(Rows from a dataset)

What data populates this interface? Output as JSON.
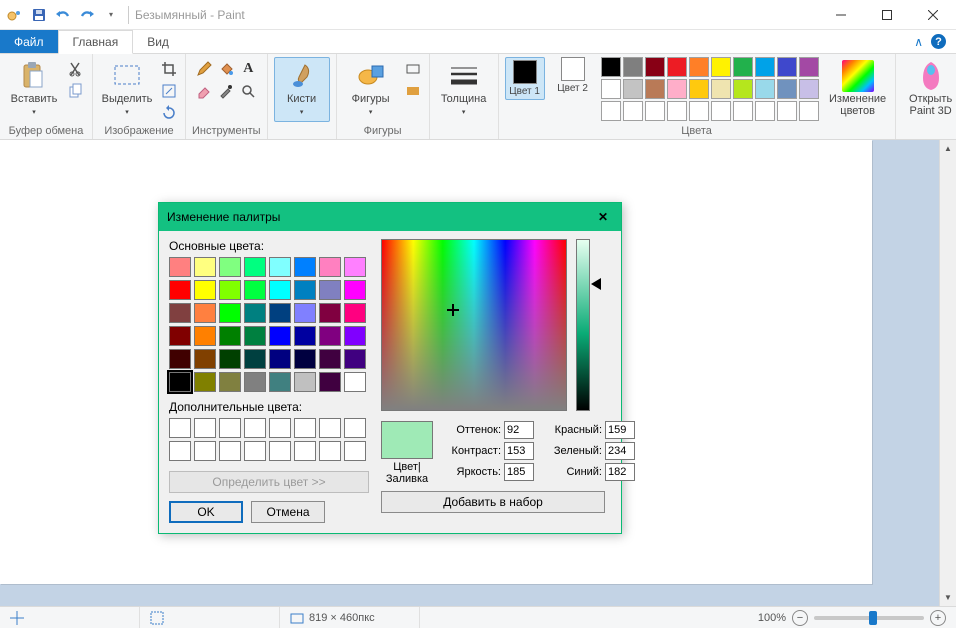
{
  "window": {
    "title": "Безымянный - Paint"
  },
  "tabs": {
    "file": "Файл",
    "home": "Главная",
    "view": "Вид"
  },
  "ribbon": {
    "clipboard": {
      "label": "Буфер обмена",
      "paste": "Вставить"
    },
    "image": {
      "label": "Изображение",
      "select": "Выделить"
    },
    "tools": {
      "label": "Инструменты"
    },
    "brushes": {
      "label": "Кисти"
    },
    "shapes": {
      "label": "Фигуры",
      "btn": "Фигуры"
    },
    "thickness": {
      "label": "Толщина"
    },
    "colors": {
      "label": "Цвета",
      "color1": "Цвет 1",
      "color2": "Цвет 2",
      "edit": "Изменение цветов",
      "open3d": "Открыть Paint 3D",
      "row1": [
        "#000000",
        "#7f7f7f",
        "#880015",
        "#ed1c24",
        "#ff7f27",
        "#fff200",
        "#22b14c",
        "#00a2e8",
        "#3f48cc",
        "#a349a4"
      ],
      "row2": [
        "#ffffff",
        "#c3c3c3",
        "#b97a57",
        "#ffaec9",
        "#ffc90e",
        "#efe4b0",
        "#b5e61d",
        "#99d9ea",
        "#7092be",
        "#c8bfe7"
      ],
      "row3": [
        "#ffffff",
        "#ffffff",
        "#ffffff",
        "#ffffff",
        "#ffffff",
        "#ffffff",
        "#ffffff",
        "#ffffff",
        "#ffffff",
        "#ffffff"
      ]
    }
  },
  "status": {
    "size": "819 × 460пкс",
    "zoom": "100%"
  },
  "dialog": {
    "title": "Изменение палитры",
    "basic_label": "Основные цвета:",
    "custom_label": "Дополнительные цвета:",
    "define": "Определить цвет >>",
    "ok": "OK",
    "cancel": "Отмена",
    "preview_label": "Цвет|Заливка",
    "hue_label": "Оттенок:",
    "sat_label": "Контраст:",
    "lum_label": "Яркость:",
    "red_label": "Красный:",
    "green_label": "Зеленый:",
    "blue_label": "Синий:",
    "hue": "92",
    "sat": "153",
    "lum": "185",
    "red": "159",
    "green": "234",
    "blue": "182",
    "add": "Добавить в набор",
    "basic_colors": [
      "#ff8080",
      "#ffff80",
      "#80ff80",
      "#00ff80",
      "#80ffff",
      "#0080ff",
      "#ff80c0",
      "#ff80ff",
      "#ff0000",
      "#ffff00",
      "#80ff00",
      "#00ff40",
      "#00ffff",
      "#0080c0",
      "#8080c0",
      "#ff00ff",
      "#804040",
      "#ff8040",
      "#00ff00",
      "#008080",
      "#004080",
      "#8080ff",
      "#800040",
      "#ff0080",
      "#800000",
      "#ff8000",
      "#008000",
      "#008040",
      "#0000ff",
      "#0000a0",
      "#800080",
      "#8000ff",
      "#400000",
      "#804000",
      "#004000",
      "#004040",
      "#000080",
      "#000040",
      "#400040",
      "#400080",
      "#000000",
      "#808000",
      "#808040",
      "#808080",
      "#408080",
      "#c0c0c0",
      "#400040",
      "#ffffff"
    ]
  }
}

WHAT THIS TASK INVOLVES:
Copy the listing over exactly, skipping the pictures it holds.

EXERCISE RESULT:
What data populates this interface? Output as JSON.
{
  "window": {
    "title": "Безымянный - Paint"
  },
  "tabs": {
    "file": "Файл",
    "home": "Главная",
    "view": "Вид"
  },
  "ribbon": {
    "clipboard": {
      "label": "Буфер обмена",
      "paste": "Вставить"
    },
    "image": {
      "label": "Изображение",
      "select": "Выделить"
    },
    "tools": {
      "label": "Инструменты"
    },
    "brushes": {
      "label": "Кисти"
    },
    "shapes": {
      "label": "Фигуры",
      "btn": "Фигуры"
    },
    "thickness": {
      "label": "Толщина"
    },
    "colors": {
      "label": "Цвета",
      "color1": "Цвет 1",
      "color2": "Цвет 2",
      "edit": "Изменение цветов",
      "open3d": "Открыть Paint 3D",
      "row1": [
        "#000000",
        "#7f7f7f",
        "#880015",
        "#ed1c24",
        "#ff7f27",
        "#fff200",
        "#22b14c",
        "#00a2e8",
        "#3f48cc",
        "#a349a4"
      ],
      "row2": [
        "#ffffff",
        "#c3c3c3",
        "#b97a57",
        "#ffaec9",
        "#ffc90e",
        "#efe4b0",
        "#b5e61d",
        "#99d9ea",
        "#7092be",
        "#c8bfe7"
      ],
      "row3": [
        "#ffffff",
        "#ffffff",
        "#ffffff",
        "#ffffff",
        "#ffffff",
        "#ffffff",
        "#ffffff",
        "#ffffff",
        "#ffffff",
        "#ffffff"
      ]
    }
  },
  "status": {
    "size": "819 × 460пкс",
    "zoom": "100%"
  },
  "dialog": {
    "title": "Изменение палитры",
    "basic_label": "Основные цвета:",
    "custom_label": "Дополнительные цвета:",
    "define": "Определить цвет >>",
    "ok": "OK",
    "cancel": "Отмена",
    "preview_label": "Цвет|Заливка",
    "hue_label": "Оттенок:",
    "sat_label": "Контраст:",
    "lum_label": "Яркость:",
    "red_label": "Красный:",
    "green_label": "Зеленый:",
    "blue_label": "Синий:",
    "hue": "92",
    "sat": "153",
    "lum": "185",
    "red": "159",
    "green": "234",
    "blue": "182",
    "add": "Добавить в набор",
    "basic_colors": [
      "#ff8080",
      "#ffff80",
      "#80ff80",
      "#00ff80",
      "#80ffff",
      "#0080ff",
      "#ff80c0",
      "#ff80ff",
      "#ff0000",
      "#ffff00",
      "#80ff00",
      "#00ff40",
      "#00ffff",
      "#0080c0",
      "#8080c0",
      "#ff00ff",
      "#804040",
      "#ff8040",
      "#00ff00",
      "#008080",
      "#004080",
      "#8080ff",
      "#800040",
      "#ff0080",
      "#800000",
      "#ff8000",
      "#008000",
      "#008040",
      "#0000ff",
      "#0000a0",
      "#800080",
      "#8000ff",
      "#400000",
      "#804000",
      "#004000",
      "#004040",
      "#000080",
      "#000040",
      "#400040",
      "#400080",
      "#000000",
      "#808000",
      "#808040",
      "#808080",
      "#408080",
      "#c0c0c0",
      "#400040",
      "#ffffff"
    ]
  }
}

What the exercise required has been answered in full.